_PROBLEM STATEMENT:_ Without omitting anything, retype the data that follows.

_TASK INPUTS:_
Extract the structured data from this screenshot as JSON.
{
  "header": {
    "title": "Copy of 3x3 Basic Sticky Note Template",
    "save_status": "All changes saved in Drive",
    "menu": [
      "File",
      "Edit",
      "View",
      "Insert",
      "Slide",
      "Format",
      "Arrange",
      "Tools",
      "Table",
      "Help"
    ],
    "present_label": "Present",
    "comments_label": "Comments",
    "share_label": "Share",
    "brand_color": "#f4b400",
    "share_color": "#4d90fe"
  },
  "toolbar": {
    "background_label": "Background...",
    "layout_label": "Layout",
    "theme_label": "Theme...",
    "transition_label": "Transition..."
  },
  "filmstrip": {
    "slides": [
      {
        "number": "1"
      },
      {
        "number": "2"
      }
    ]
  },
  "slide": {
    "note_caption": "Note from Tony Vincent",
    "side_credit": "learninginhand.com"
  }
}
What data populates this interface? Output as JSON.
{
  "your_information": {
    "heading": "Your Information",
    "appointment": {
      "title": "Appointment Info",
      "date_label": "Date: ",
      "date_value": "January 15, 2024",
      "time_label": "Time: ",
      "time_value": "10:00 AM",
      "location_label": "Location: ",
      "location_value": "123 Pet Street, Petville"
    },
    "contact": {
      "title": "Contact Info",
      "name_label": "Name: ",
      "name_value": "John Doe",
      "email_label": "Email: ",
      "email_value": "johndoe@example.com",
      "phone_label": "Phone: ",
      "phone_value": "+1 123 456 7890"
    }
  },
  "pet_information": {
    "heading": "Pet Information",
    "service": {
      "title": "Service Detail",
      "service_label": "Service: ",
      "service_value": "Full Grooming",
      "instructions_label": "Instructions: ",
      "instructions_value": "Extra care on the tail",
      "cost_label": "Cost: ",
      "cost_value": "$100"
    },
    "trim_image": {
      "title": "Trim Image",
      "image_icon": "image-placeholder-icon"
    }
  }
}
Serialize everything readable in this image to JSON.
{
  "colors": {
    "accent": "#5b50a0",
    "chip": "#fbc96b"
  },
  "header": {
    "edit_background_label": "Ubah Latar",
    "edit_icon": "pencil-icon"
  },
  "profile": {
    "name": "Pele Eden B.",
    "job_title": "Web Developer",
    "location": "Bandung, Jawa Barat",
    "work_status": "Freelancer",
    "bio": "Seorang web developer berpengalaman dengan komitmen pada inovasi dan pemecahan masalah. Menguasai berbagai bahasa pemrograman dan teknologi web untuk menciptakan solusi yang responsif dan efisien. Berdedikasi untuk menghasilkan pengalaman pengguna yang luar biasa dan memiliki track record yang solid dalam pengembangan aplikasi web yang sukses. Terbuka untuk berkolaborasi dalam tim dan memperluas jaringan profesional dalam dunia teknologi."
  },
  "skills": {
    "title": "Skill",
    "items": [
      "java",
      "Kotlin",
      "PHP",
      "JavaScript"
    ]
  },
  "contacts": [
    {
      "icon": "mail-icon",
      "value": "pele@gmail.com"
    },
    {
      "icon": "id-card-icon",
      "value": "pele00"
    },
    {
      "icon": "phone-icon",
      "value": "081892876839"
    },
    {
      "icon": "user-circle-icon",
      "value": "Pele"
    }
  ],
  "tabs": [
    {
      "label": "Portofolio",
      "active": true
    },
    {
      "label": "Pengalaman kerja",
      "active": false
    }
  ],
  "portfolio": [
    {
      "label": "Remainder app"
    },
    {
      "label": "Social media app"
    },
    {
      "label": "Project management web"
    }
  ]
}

_FULL SOLUTION:_
Extract the structured data from this screenshot as JSON.
{
  "header": {
    "title": "Copy of 3x3 Basic Sticky Note Template",
    "save_status": "All changes saved in Drive",
    "menu": [
      "File",
      "Edit",
      "View",
      "Insert",
      "Slide",
      "Format",
      "Arrange",
      "Tools",
      "Table",
      "Help"
    ],
    "present_label": "Present",
    "comments_label": "Comments",
    "share_label": "Share",
    "brand_color": "#f4b400",
    "share_color": "#4d90fe"
  },
  "toolbar": {
    "background_label": "Background...",
    "layout_label": "Layout",
    "theme_label": "Theme...",
    "transition_label": "Transition..."
  },
  "filmstrip": {
    "slides": [
      {
        "number": "1"
      },
      {
        "number": "2"
      }
    ]
  },
  "slide": {
    "note_caption": "Note from Tony Vincent",
    "side_credit": "learninginhand.com"
  }
}
What data populates this interface? Output as JSON.
{
  "your_information": {
    "heading": "Your Information",
    "appointment": {
      "title": "Appointment Info",
      "date_label": "Date: ",
      "date_value": "January 15, 2024",
      "time_label": "Time: ",
      "time_value": "10:00 AM",
      "location_label": "Location: ",
      "location_value": "123 Pet Street, Petville"
    },
    "contact": {
      "title": "Contact Info",
      "name_label": "Name: ",
      "name_value": "John Doe",
      "email_label": "Email: ",
      "email_value": "johndoe@example.com",
      "phone_label": "Phone: ",
      "phone_value": "+1 123 456 7890"
    }
  },
  "pet_information": {
    "heading": "Pet Information",
    "service": {
      "title": "Service Detail",
      "service_label": "Service: ",
      "service_value": "Full Grooming",
      "instructions_label": "Instructions: ",
      "instructions_value": "Extra care on the tail",
      "cost_label": "Cost: ",
      "cost_value": "$100"
    },
    "trim_image": {
      "title": "Trim Image",
      "image_icon": "image-placeholder-icon"
    }
  }
}
Serialize everything readable in this image to JSON.
{
  "colors": {
    "accent": "#5b50a0",
    "chip": "#fbc96b"
  },
  "header": {
    "edit_background_label": "Ubah Latar",
    "edit_icon": "pencil-icon"
  },
  "profile": {
    "name": "Pele Eden B.",
    "job_title": "Web Developer",
    "location": "Bandung, Jawa Barat",
    "work_status": "Freelancer",
    "bio": "Seorang web developer berpengalaman dengan komitmen pada inovasi dan pemecahan masalah. Menguasai berbagai bahasa pemrograman dan teknologi web untuk menciptakan solusi yang responsif dan efisien. Berdedikasi untuk menghasilkan pengalaman pengguna yang luar biasa dan memiliki track record yang solid dalam pengembangan aplikasi web yang sukses. Terbuka untuk berkolaborasi dalam tim dan memperluas jaringan profesional dalam dunia teknologi."
  },
  "skills": {
    "title": "Skill",
    "items": [
      "java",
      "Kotlin",
      "PHP",
      "JavaScript"
    ]
  },
  "contacts": [
    {
      "icon": "mail-icon",
      "value": "pele@gmail.com"
    },
    {
      "icon": "id-card-icon",
      "value": "pele00"
    },
    {
      "icon": "phone-icon",
      "value": "081892876839"
    },
    {
      "icon": "user-circle-icon",
      "value": "Pele"
    }
  ],
  "tabs": [
    {
      "label": "Portofolio",
      "active": true
    },
    {
      "label": "Pengalaman kerja",
      "active": false
    }
  ],
  "portfolio": [
    {
      "label": "Remainder app"
    },
    {
      "label": "Social media app"
    },
    {
      "label": "Project management web"
    }
  ]
}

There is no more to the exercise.